*** Data rows ***
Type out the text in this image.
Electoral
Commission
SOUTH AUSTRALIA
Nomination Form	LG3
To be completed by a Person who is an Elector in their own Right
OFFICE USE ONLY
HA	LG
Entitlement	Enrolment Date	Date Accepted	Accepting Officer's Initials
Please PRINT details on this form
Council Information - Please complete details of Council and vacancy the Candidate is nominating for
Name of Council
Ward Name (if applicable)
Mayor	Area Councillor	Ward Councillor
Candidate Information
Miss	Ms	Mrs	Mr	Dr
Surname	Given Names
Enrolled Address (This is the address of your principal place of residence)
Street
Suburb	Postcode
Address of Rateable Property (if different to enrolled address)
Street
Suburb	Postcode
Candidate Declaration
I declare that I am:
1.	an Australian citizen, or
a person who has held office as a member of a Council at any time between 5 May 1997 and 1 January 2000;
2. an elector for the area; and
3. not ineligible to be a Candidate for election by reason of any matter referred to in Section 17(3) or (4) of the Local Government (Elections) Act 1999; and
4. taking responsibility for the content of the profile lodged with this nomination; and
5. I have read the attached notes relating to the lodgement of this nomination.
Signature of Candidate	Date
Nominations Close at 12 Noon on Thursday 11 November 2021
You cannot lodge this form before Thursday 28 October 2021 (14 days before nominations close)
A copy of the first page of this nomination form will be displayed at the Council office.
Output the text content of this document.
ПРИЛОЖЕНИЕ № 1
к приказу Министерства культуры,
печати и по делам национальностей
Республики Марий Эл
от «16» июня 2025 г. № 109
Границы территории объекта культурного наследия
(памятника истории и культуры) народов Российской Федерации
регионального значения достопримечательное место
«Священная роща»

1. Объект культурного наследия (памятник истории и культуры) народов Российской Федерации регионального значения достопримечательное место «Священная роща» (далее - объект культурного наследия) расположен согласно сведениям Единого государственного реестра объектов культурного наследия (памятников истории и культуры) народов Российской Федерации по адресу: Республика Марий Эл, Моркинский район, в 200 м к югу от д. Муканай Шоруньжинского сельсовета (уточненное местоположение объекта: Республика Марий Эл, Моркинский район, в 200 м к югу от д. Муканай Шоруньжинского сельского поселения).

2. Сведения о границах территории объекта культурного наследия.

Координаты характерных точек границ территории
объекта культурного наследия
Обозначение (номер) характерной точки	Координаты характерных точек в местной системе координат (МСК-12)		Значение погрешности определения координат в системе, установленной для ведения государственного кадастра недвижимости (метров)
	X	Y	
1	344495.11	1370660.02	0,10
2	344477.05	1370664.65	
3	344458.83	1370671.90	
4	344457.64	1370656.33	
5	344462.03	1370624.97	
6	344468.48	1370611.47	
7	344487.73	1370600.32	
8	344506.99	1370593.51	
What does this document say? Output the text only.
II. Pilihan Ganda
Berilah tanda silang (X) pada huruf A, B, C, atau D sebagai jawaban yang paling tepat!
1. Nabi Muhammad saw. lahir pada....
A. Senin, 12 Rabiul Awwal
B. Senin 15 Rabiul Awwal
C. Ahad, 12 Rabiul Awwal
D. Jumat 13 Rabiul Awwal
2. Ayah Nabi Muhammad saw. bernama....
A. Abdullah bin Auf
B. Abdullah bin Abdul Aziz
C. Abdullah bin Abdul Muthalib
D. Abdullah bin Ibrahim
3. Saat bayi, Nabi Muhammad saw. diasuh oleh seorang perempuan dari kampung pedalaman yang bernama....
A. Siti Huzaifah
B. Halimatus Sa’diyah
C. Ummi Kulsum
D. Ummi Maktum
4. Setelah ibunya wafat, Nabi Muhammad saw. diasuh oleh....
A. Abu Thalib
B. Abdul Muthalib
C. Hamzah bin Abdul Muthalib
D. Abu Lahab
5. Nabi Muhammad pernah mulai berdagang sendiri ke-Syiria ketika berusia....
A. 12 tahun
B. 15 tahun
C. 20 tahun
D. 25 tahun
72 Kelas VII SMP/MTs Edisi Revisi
***
#### Instructions to follow:
Copy all of the data. Keep every word exactly as it is.

#### Correct response:
Type out the text in this image.
Electoral
Commission
SOUTH AUSTRALIA
Nomination Form	LG3
To be completed by a Person who is an Elector in their own Right
OFFICE USE ONLY
HA	LG
Entitlement	Enrolment Date	Date Accepted	Accepting Officer's Initials
Please PRINT details on this form
Council Information - Please complete details of Council and vacancy the Candidate is nominating for
Name of Council
Ward Name (if applicable)
Mayor	Area Councillor	Ward Councillor
Candidate Information
Miss	Ms	Mrs	Mr	Dr
Surname	Given Names
Enrolled Address (This is the address of your principal place of residence)
Street
Suburb	Postcode
Address of Rateable Property (if different to enrolled address)
Street
Suburb	Postcode
Candidate Declaration
I declare that I am:
1.	an Australian citizen, or
a person who has held office as a member of a Council at any time between 5 May 1997 and 1 January 2000;
2. an elector for the area; and
3. not ineligible to be a Candidate for election by reason of any matter referred to in Section 17(3) or (4) of the Local Government (Elections) Act 1999; and
4. taking responsibility for the content of the profile lodged with this nomination; and
5. I have read the attached notes relating to the lodgement of this nomination.
Signature of Candidate	Date
Nominations Close at 12 Noon on Thursday 11 November 2021
You cannot lodge this form before Thursday 28 October 2021 (14 days before nominations close)
A copy of the first page of this nomination form will be displayed at the Council office.
Output the text content of this document.
ПРИЛОЖЕНИЕ № 1
к приказу Министерства культуры,
печати и по делам национальностей
Республики Марий Эл
от «16» июня 2025 г. № 109
Границы территории объекта культурного наследия
(памятника истории и культуры) народов Российской Федерации
регионального значения достопримечательное место
«Священная роща»

1. Объект культурного наследия (памятник истории и культуры) народов Российской Федерации регионального значения достопримечательное место «Священная роща» (далее - объект культурного наследия) расположен согласно сведениям Единого государственного реестра объектов культурного наследия (памятников истории и культуры) народов Российской Федерации по адресу: Республика Марий Эл, Моркинский район, в 200 м к югу от д. Муканай Шоруньжинского сельсовета (уточненное местоположение объекта: Республика Марий Эл, Моркинский район, в 200 м к югу от д. Муканай Шоруньжинского сельского поселения).

2. Сведения о границах территории объекта культурного наследия.

Координаты характерных точек границ территории
объекта культурного наследия
Обозначение (номер) характерной точки	Координаты характерных точек в местной системе координат (МСК-12)		Значение погрешности определения координат в системе, установленной для ведения государственного кадастра недвижимости (метров)
	X	Y	
1	344495.11	1370660.02	0,10
2	344477.05	1370664.65	
3	344458.83	1370671.90	
4	344457.64	1370656.33	
5	344462.03	1370624.97	
6	344468.48	1370611.47	
7	344487.73	1370600.32	
8	344506.99	1370593.51	
What does this document say? Output the text only.
II. Pilihan Ganda
Berilah tanda silang (X) pada huruf A, B, C, atau D sebagai jawaban yang paling tepat!
1. Nabi Muhammad saw. lahir pada....
A. Senin, 12 Rabiul Awwal
B. Senin 15 Rabiul Awwal
C. Ahad, 12 Rabiul Awwal
D. Jumat 13 Rabiul Awwal
2. Ayah Nabi Muhammad saw. bernama....
A. Abdullah bin Auf
B. Abdullah bin Abdul Aziz
C. Abdullah bin Abdul Muthalib
D. Abdullah bin Ibrahim
3. Saat bayi, Nabi Muhammad saw. diasuh oleh seorang perempuan dari kampung pedalaman yang bernama....
A. Siti Huzaifah
B. Halimatus Sa’diyah
C. Ummi Kulsum
D. Ummi Maktum
4. Setelah ibunya wafat, Nabi Muhammad saw. diasuh oleh....
A. Abu Thalib
B. Abdul Muthalib
C. Hamzah bin Abdul Muthalib
D. Abu Lahab
5. Nabi Muhammad pernah mulai berdagang sendiri ke-Syiria ketika berusia....
A. 12 tahun
B. 15 tahun
C. 20 tahun
D. 25 tahun
72 Kelas VII SMP/MTs Edisi Revisi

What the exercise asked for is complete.